* **Rows from a dataset**:
--------------------
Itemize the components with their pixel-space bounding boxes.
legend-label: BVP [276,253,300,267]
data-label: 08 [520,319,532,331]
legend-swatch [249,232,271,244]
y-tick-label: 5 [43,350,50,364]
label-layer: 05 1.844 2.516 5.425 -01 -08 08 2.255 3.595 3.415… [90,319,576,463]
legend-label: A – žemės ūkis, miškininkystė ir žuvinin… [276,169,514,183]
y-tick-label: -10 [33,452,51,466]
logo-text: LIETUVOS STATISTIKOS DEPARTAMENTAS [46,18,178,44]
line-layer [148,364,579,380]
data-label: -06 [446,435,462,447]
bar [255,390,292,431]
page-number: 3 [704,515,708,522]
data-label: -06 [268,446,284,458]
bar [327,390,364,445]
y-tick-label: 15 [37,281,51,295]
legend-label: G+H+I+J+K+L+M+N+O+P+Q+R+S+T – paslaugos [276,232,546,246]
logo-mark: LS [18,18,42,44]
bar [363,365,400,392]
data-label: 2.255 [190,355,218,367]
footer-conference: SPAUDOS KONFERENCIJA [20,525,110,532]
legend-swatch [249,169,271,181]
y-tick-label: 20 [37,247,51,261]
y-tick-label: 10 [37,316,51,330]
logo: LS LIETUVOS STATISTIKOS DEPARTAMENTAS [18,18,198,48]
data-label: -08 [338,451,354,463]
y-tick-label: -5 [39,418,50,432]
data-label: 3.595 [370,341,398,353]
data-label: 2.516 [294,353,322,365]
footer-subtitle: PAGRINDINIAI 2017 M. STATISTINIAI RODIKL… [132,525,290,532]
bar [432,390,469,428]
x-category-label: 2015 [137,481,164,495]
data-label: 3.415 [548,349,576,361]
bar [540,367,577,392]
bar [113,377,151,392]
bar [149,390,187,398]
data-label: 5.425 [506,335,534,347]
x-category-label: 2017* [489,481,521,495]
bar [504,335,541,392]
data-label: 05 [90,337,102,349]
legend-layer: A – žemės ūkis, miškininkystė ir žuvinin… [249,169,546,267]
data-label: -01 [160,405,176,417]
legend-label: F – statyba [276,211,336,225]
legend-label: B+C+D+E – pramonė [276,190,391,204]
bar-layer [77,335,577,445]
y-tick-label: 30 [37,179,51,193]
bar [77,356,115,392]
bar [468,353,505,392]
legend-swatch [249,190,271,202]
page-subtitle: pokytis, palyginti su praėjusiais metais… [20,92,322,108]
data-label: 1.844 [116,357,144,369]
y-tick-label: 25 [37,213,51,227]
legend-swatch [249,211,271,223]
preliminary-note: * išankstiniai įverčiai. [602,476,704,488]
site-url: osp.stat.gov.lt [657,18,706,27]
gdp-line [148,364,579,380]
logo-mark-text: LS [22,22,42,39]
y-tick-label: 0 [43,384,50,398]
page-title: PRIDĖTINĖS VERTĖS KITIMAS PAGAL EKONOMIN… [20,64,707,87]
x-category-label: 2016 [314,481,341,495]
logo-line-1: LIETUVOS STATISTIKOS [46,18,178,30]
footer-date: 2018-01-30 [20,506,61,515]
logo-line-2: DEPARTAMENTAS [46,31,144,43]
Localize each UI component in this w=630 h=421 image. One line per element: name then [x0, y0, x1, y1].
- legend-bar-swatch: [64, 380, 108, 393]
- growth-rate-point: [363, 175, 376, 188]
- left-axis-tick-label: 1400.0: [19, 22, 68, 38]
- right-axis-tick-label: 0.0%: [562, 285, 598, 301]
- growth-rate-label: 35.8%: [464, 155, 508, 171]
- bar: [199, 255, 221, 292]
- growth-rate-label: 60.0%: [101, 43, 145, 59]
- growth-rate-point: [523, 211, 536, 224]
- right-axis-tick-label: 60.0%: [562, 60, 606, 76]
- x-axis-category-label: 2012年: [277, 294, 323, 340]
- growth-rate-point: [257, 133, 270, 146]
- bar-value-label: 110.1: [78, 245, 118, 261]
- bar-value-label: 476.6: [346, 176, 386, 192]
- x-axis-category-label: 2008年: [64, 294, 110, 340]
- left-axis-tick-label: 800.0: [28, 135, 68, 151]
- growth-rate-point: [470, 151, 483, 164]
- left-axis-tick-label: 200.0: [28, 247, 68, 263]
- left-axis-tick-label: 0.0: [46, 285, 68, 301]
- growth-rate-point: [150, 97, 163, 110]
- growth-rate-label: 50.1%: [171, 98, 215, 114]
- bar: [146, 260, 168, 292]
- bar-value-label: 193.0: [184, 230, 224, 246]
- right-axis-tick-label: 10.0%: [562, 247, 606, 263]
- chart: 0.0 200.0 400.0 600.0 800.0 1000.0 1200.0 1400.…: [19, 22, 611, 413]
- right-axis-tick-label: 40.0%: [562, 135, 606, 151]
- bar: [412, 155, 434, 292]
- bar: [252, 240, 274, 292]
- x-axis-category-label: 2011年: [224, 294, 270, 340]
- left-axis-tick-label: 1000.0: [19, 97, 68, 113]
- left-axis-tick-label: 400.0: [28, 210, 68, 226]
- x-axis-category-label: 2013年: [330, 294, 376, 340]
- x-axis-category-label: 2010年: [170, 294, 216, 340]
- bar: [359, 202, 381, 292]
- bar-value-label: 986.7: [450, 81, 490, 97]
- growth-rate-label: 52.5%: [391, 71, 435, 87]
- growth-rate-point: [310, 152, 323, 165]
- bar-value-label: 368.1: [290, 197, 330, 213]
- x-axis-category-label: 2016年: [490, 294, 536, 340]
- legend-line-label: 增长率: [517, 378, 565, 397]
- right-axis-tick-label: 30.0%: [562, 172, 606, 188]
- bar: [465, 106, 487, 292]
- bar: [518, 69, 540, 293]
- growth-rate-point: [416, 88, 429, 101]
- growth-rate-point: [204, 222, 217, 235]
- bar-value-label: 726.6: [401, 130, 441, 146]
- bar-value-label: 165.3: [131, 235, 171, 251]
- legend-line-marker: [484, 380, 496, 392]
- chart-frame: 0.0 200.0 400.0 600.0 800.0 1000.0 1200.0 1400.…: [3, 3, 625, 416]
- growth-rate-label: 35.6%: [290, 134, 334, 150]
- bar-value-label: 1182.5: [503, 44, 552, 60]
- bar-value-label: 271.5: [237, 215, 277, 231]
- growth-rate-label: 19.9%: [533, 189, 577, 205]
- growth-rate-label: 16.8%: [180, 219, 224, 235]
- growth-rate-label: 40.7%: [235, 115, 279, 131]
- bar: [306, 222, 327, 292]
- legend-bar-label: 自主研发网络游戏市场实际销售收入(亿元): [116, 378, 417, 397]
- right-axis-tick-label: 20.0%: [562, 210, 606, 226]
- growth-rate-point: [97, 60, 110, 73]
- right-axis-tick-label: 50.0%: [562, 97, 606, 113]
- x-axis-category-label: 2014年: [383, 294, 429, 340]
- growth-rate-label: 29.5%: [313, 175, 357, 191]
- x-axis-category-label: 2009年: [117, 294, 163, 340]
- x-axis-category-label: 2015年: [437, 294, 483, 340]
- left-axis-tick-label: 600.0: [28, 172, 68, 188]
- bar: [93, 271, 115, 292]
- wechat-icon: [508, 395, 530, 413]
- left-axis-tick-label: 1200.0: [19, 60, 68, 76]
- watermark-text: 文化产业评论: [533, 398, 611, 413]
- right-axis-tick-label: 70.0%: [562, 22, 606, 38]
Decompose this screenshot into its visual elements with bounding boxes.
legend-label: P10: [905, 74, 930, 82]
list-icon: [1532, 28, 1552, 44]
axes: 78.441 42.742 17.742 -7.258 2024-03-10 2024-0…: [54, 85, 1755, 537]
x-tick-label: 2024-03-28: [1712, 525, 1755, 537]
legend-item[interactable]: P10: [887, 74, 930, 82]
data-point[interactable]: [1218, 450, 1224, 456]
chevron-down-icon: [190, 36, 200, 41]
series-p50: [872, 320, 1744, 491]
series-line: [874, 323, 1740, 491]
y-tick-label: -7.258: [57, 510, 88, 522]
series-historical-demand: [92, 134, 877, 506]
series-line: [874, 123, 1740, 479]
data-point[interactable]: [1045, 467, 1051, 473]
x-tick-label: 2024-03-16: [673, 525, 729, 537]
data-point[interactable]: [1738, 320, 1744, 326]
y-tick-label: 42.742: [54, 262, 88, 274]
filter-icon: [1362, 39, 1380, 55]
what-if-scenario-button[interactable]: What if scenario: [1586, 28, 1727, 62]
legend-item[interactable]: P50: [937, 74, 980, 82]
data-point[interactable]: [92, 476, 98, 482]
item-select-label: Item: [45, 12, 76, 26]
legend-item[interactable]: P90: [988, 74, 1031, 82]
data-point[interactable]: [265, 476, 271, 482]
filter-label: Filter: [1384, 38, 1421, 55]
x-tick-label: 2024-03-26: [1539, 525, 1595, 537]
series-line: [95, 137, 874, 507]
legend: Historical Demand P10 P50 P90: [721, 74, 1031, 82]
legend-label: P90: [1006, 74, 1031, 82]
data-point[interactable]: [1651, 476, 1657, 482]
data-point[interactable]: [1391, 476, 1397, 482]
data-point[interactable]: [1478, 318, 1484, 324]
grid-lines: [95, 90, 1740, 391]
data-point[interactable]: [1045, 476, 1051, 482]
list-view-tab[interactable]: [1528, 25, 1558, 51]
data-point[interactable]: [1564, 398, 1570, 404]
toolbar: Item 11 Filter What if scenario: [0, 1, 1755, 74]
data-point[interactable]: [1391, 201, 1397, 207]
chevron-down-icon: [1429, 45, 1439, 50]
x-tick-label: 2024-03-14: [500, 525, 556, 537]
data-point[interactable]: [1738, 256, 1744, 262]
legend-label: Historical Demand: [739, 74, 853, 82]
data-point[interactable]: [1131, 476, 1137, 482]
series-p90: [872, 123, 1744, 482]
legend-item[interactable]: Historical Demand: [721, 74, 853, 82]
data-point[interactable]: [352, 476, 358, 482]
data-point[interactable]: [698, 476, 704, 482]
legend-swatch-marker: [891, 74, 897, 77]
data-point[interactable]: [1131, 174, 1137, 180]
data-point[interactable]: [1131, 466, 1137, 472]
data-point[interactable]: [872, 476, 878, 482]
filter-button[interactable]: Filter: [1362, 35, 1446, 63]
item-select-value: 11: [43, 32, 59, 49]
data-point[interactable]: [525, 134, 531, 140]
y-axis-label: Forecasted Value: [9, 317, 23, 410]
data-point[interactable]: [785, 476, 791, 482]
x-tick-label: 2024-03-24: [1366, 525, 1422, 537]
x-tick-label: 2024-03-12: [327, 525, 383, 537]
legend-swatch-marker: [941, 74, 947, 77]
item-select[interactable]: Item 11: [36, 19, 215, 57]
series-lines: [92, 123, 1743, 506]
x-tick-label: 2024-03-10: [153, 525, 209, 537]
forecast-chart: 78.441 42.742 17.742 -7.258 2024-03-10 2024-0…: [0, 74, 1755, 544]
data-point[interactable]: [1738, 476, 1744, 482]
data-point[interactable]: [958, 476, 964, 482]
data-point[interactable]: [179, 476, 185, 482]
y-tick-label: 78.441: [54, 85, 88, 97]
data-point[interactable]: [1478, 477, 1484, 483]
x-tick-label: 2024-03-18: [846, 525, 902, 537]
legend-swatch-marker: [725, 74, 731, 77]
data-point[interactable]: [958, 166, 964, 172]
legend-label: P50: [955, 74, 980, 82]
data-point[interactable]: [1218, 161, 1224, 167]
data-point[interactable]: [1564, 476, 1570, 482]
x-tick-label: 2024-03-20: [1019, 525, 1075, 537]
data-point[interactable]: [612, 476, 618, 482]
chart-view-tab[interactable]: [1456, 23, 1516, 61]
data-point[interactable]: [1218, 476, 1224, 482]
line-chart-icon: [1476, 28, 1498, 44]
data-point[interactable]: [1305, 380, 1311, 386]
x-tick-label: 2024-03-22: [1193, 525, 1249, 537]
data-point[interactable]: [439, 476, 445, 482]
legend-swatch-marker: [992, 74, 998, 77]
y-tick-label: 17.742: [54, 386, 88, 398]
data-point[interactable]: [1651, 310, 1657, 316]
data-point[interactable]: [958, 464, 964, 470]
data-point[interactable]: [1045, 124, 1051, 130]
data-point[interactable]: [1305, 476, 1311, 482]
--------------------
* **Written instruction**:
Gather every line of the records that contains the string "icon", matching case exactly, and copy each one.

* **Final result**:
- wechat-icon: [508, 395, 530, 413]
list-icon: [1532, 28, 1552, 44]
chevron-down-icon: [190, 36, 200, 41]
filter-icon: [1362, 39, 1380, 55]
chevron-down-icon: [1429, 45, 1439, 50]
line-chart-icon: [1476, 28, 1498, 44]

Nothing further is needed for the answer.